Copy out all the records, word for word.

++++ Record set

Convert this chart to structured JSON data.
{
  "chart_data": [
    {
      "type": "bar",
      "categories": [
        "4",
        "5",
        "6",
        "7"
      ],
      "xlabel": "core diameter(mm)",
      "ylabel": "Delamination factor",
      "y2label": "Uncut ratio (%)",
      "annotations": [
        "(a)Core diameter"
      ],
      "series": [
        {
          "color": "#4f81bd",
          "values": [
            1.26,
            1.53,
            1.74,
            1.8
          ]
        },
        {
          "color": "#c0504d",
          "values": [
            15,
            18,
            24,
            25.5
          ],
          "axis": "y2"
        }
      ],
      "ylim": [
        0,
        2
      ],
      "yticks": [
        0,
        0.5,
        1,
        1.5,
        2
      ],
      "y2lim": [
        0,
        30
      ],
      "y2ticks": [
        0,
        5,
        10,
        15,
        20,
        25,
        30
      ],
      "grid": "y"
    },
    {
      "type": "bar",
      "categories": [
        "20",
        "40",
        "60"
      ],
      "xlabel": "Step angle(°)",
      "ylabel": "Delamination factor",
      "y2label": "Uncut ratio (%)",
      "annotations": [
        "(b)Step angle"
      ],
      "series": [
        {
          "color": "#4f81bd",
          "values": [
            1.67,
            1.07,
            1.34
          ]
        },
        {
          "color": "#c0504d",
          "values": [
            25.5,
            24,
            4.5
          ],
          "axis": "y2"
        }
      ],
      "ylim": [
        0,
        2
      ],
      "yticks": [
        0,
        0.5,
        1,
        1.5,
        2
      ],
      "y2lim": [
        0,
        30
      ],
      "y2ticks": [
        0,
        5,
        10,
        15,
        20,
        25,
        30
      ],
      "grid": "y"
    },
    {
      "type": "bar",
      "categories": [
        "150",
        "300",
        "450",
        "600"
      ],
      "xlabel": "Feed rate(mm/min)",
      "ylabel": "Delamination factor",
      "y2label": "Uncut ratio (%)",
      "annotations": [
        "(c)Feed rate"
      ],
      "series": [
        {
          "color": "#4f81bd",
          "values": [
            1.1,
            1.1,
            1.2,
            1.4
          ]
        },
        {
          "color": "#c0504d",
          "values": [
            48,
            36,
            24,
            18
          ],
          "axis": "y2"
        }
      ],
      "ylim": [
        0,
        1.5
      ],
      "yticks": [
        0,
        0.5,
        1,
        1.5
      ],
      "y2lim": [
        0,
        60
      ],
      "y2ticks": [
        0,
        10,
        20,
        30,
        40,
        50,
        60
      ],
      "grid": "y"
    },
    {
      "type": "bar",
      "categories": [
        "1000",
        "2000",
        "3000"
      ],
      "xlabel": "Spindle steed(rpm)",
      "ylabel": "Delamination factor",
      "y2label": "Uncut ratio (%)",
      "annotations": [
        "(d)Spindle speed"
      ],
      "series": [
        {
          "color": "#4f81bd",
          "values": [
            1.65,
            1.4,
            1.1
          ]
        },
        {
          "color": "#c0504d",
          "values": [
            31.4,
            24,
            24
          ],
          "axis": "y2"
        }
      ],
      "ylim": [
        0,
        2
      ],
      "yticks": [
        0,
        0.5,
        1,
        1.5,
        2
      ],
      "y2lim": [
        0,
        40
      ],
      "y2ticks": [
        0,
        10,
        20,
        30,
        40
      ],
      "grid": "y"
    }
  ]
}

++++++++

- [Result of the task]
Convert this chart to structured JSON data.
{
  "chart_data": [
    {
      "type": "bar",
      "categories": [
        "4",
        "5",
        "6",
        "7"
      ],
      "xlabel": "core diameter(mm)",
      "ylabel": "Delamination factor",
      "y2label": "Uncut ratio (%)",
      "annotations": [
        "(a)Core diameter"
      ],
      "series": [
        {
          "color": "#4f81bd",
          "values": [
            1.26,
            1.53,
            1.74,
            1.8
          ]
        },
        {
          "color": "#c0504d",
          "values": [
            15,
            18,
            24,
            25.5
          ],
          "axis": "y2"
        }
      ],
      "ylim": [
        0,
        2
      ],
      "yticks": [
        0,
        0.5,
        1,
        1.5,
        2
      ],
      "y2lim": [
        0,
        30
      ],
      "y2ticks": [
        0,
        5,
        10,
        15,
        20,
        25,
        30
      ],
      "grid": "y"
    },
    {
      "type": "bar",
      "categories": [
        "20",
        "40",
        "60"
      ],
      "xlabel": "Step angle(°)",
      "ylabel": "Delamination factor",
      "y2label": "Uncut ratio (%)",
      "annotations": [
        "(b)Step angle"
      ],
      "series": [
        {
          "color": "#4f81bd",
          "values": [
            1.67,
            1.07,
            1.34
          ]
        },
        {
          "color": "#c0504d",
          "values": [
            25.5,
            24,
            4.5
          ],
          "axis": "y2"
        }
      ],
      "ylim": [
        0,
        2
      ],
      "yticks": [
        0,
        0.5,
        1,
        1.5,
        2
      ],
      "y2lim": [
        0,
        30
      ],
      "y2ticks": [
        0,
        5,
        10,
        15,
        20,
        25,
        30
      ],
      "grid": "y"
    },
    {
      "type": "bar",
      "categories": [
        "150",
        "300",
        "450",
        "600"
      ],
      "xlabel": "Feed rate(mm/min)",
      "ylabel": "Delamination factor",
      "y2label": "Uncut ratio (%)",
      "annotations": [
        "(c)Feed rate"
      ],
      "series": [
        {
          "color": "#4f81bd",
          "values": [
            1.1,
            1.1,
            1.2,
            1.4
          ]
        },
        {
          "color": "#c0504d",
          "values": [
            48,
            36,
            24,
            18
          ],
          "axis": "y2"
        }
      ],
      "ylim": [
        0,
        1.5
      ],
      "yticks": [
        0,
        0.5,
        1,
        1.5
      ],
      "y2lim": [
        0,
        60
      ],
      "y2ticks": [
        0,
        10,
        20,
        30,
        40,
        50,
        60
      ],
      "grid": "y"
    },
    {
      "type": "bar",
      "categories": [
        "1000",
        "2000",
        "3000"
      ],
      "xlabel": "Spindle steed(rpm)",
      "ylabel": "Delamination factor",
      "y2label": "Uncut ratio (%)",
      "annotations": [
        "(d)Spindle speed"
      ],
      "series": [
        {
          "color": "#4f81bd",
          "values": [
            1.65,
            1.4,
            1.1
          ]
        },
        {
          "color": "#c0504d",
          "values": [
            31.4,
            24,
            24
          ],
          "axis": "y2"
        }
      ],
      "ylim": [
        0,
        2
      ],
      "yticks": [
        0,
        0.5,
        1,
        1.5,
        2
      ],
      "y2lim": [
        0,
        40
      ],
      "y2ticks": [
        0,
        10,
        20,
        30,
        40
      ],
      "grid": "y"
    }
  ]
}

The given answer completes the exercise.